--- begin ---

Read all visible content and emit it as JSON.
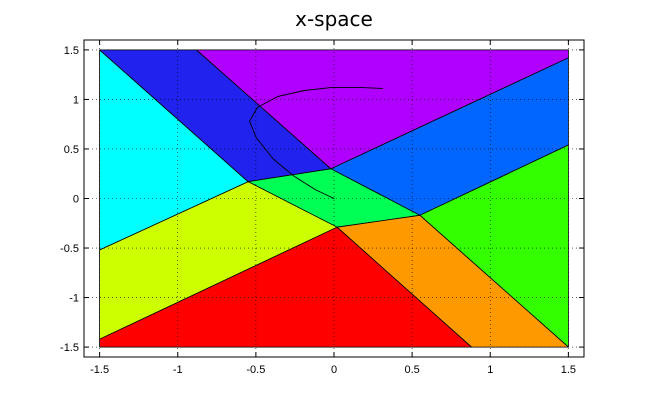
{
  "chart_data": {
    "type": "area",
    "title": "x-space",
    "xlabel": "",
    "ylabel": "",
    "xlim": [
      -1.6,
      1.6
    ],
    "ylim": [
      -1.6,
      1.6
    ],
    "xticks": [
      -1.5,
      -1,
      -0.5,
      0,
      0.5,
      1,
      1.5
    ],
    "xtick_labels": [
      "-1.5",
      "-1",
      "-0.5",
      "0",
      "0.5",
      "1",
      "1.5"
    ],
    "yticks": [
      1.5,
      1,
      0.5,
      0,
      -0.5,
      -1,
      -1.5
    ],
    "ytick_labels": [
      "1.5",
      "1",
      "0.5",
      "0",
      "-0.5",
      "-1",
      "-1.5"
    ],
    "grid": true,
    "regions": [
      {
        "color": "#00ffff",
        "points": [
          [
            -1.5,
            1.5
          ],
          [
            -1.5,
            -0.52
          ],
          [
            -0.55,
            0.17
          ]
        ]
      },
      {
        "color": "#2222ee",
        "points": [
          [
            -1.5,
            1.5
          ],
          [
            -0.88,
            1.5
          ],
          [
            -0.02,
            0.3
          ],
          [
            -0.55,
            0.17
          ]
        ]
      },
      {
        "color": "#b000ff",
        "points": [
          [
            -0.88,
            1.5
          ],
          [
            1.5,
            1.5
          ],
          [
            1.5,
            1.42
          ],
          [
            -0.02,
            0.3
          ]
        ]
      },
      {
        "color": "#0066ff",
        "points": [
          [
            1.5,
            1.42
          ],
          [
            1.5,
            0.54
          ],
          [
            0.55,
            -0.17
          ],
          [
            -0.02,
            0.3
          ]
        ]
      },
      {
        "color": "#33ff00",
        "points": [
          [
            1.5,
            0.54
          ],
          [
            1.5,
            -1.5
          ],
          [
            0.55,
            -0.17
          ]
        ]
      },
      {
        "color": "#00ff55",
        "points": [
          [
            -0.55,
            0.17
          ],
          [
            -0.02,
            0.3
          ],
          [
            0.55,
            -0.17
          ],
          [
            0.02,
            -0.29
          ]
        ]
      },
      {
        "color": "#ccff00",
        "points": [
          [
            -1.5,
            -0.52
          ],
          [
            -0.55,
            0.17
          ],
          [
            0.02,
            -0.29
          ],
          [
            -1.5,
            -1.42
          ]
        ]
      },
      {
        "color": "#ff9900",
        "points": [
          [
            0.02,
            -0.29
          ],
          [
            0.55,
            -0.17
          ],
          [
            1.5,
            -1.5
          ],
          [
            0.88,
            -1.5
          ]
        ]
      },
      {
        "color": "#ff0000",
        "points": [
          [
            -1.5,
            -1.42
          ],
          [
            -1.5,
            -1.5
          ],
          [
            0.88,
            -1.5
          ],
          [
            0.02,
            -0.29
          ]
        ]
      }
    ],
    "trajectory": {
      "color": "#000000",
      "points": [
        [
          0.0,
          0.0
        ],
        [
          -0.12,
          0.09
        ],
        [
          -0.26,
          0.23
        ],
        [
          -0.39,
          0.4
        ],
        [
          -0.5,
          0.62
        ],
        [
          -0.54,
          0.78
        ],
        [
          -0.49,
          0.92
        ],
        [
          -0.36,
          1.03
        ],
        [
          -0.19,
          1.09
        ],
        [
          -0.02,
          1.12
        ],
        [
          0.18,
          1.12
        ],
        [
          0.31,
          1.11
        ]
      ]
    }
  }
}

--- end ---
--- begin ---

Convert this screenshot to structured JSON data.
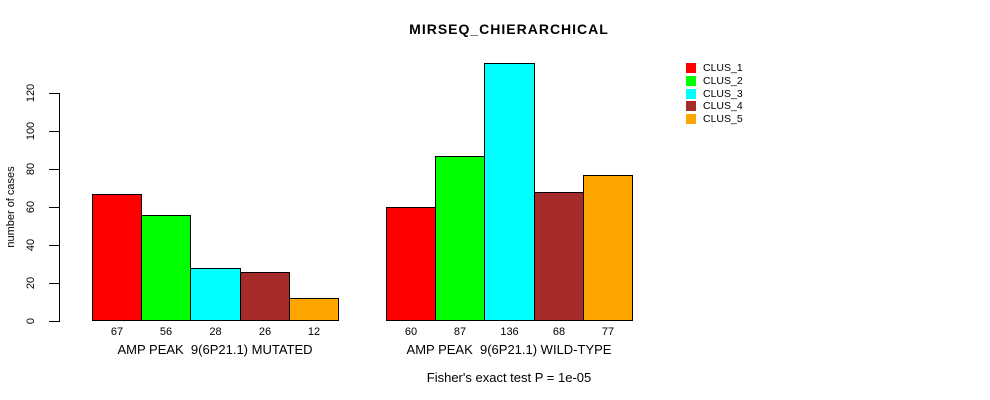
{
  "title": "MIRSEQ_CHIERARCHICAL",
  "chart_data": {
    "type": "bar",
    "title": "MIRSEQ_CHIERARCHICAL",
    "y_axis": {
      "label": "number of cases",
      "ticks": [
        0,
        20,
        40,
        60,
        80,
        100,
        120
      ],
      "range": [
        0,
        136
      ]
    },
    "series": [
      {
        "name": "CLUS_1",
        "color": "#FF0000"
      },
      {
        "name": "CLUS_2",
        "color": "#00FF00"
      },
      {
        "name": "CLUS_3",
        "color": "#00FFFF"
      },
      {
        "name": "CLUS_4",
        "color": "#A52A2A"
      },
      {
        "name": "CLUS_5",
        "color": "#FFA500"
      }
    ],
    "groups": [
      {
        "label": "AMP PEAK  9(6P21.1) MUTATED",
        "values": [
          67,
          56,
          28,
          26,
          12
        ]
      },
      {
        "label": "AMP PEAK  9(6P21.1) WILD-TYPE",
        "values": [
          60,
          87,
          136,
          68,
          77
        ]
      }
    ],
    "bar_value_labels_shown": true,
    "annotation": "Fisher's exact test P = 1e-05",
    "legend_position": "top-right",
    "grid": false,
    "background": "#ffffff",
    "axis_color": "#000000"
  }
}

--- end ---

▸ **Task requirements**: Report each line in the preceding entries that holds the string "name".

▸ **Completed task**:
        "name": "CLUS_1",
        "name": "CLUS_2",
        "name": "CLUS_3",
        "name": "CLUS_4",
        "name": "CLUS_5",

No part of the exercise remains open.